*Data listing:*

========================

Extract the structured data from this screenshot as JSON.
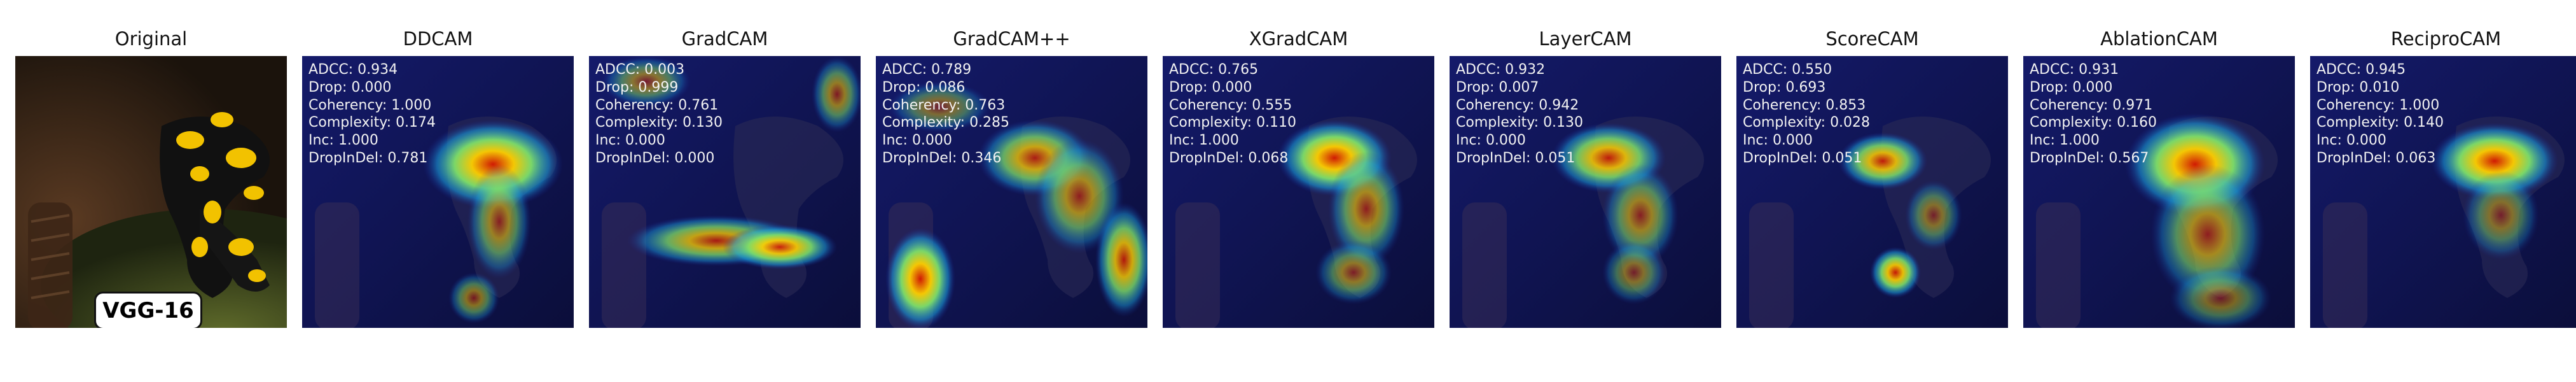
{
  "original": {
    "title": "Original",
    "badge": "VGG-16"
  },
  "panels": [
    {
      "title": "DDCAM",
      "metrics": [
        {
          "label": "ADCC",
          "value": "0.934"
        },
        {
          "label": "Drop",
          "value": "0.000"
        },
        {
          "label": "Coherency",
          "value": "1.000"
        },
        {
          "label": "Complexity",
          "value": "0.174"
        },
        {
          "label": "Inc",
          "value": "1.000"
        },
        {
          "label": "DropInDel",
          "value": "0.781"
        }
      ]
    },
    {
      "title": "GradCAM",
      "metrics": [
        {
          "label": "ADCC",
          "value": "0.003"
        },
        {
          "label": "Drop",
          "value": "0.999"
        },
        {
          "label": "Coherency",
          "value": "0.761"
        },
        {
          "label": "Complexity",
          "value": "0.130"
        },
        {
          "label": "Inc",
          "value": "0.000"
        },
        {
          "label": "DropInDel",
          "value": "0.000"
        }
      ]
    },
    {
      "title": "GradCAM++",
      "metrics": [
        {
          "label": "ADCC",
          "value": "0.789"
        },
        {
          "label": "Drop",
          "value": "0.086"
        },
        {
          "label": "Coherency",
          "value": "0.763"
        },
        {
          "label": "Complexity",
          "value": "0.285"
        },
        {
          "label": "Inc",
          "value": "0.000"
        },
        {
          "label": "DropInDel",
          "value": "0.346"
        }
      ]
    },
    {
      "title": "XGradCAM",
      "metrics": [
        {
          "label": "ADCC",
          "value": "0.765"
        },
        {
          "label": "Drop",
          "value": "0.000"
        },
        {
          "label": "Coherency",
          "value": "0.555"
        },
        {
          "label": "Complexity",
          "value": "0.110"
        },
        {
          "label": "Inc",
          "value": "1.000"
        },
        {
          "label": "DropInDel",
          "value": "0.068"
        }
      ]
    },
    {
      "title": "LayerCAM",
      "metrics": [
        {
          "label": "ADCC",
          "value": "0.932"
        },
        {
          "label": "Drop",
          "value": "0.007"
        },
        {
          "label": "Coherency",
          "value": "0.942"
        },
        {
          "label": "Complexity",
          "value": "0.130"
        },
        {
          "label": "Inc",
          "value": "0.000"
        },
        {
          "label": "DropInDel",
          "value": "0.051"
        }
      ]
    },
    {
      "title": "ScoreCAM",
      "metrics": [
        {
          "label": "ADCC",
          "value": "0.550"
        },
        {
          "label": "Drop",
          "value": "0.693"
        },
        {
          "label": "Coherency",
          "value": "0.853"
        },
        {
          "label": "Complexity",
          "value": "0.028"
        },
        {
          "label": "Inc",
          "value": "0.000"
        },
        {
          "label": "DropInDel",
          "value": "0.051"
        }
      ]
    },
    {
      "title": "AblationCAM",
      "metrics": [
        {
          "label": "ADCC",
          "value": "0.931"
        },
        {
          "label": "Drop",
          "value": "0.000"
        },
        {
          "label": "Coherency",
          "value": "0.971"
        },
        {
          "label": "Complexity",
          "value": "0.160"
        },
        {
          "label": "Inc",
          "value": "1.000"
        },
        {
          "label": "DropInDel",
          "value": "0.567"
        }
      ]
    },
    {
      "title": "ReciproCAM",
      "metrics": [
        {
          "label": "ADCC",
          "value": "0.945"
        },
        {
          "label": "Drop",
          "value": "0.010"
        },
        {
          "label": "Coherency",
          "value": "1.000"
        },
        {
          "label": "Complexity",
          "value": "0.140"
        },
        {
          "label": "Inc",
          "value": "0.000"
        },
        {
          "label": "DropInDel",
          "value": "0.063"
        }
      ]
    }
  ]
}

========================

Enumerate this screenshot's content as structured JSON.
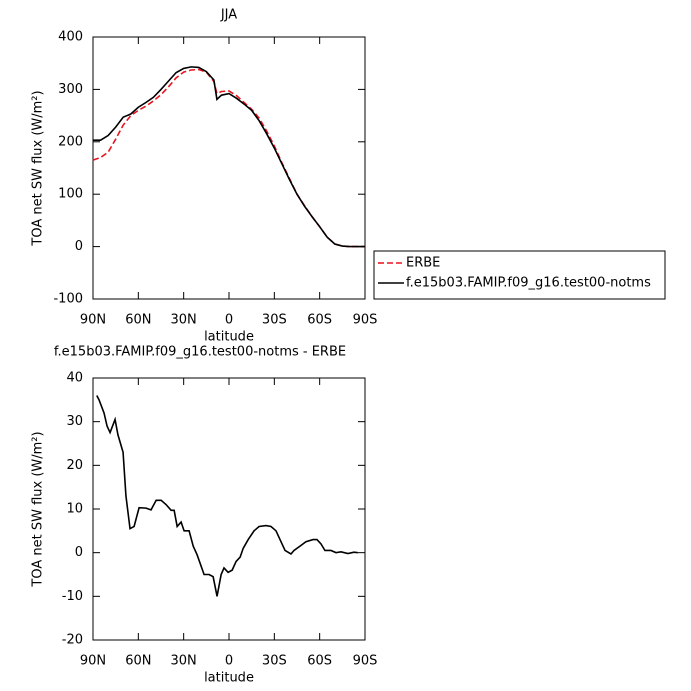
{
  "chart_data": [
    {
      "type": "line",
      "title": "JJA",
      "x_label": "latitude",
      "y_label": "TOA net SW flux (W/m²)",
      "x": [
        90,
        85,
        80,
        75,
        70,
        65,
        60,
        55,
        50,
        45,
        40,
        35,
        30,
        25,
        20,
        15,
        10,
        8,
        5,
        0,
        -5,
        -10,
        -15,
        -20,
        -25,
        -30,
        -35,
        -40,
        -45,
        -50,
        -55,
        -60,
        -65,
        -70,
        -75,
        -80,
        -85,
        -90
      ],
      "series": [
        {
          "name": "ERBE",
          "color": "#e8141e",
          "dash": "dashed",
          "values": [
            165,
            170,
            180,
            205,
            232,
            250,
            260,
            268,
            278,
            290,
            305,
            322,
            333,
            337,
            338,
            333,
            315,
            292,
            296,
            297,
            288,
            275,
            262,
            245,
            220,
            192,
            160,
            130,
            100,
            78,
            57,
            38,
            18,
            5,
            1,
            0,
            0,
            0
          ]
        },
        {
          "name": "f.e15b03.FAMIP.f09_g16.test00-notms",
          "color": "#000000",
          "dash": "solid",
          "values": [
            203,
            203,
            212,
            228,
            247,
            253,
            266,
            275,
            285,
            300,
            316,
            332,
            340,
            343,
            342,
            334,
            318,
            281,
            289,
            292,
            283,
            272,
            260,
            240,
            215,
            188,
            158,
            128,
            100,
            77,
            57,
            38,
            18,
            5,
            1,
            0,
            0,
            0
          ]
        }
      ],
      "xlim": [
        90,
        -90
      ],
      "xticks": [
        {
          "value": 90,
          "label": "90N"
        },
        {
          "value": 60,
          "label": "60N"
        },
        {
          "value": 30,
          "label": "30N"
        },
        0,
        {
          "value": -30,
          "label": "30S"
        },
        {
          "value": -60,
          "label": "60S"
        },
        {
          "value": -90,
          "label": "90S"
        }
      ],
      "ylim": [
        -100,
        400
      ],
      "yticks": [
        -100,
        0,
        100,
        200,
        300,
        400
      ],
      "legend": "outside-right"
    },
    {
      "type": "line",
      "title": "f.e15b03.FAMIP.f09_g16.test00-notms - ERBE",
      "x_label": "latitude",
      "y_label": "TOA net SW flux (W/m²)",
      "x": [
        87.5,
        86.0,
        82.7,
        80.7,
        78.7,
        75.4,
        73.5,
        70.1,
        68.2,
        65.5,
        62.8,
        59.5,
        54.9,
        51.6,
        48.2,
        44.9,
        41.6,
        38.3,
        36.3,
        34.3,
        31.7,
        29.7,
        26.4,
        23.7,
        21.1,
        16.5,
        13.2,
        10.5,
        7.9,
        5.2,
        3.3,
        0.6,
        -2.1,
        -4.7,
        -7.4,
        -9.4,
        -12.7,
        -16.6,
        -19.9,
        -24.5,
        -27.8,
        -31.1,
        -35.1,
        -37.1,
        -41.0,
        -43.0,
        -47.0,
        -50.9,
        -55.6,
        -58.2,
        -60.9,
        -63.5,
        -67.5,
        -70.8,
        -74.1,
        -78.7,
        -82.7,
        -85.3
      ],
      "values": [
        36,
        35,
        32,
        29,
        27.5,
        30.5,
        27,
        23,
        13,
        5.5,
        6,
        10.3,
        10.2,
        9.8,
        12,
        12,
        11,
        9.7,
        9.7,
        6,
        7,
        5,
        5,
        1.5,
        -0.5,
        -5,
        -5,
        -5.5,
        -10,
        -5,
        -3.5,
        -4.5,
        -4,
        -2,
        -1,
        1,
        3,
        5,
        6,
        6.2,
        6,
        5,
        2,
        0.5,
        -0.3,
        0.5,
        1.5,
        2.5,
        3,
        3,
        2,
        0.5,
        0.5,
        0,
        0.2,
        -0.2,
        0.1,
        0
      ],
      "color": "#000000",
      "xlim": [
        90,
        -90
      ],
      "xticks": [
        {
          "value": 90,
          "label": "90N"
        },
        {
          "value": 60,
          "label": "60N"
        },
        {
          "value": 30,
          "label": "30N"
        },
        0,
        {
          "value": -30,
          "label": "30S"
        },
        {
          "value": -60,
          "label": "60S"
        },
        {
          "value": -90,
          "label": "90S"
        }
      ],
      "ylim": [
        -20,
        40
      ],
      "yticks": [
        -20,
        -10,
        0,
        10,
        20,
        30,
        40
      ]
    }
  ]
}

========================

From the data above, copy each line that holds "notms".

          "name": "f.e15b03.FAMIP.f09_g16.test00-notms",
      "title": "f.e15b03.FAMIP.f09_g16.test00-notms - ERBE",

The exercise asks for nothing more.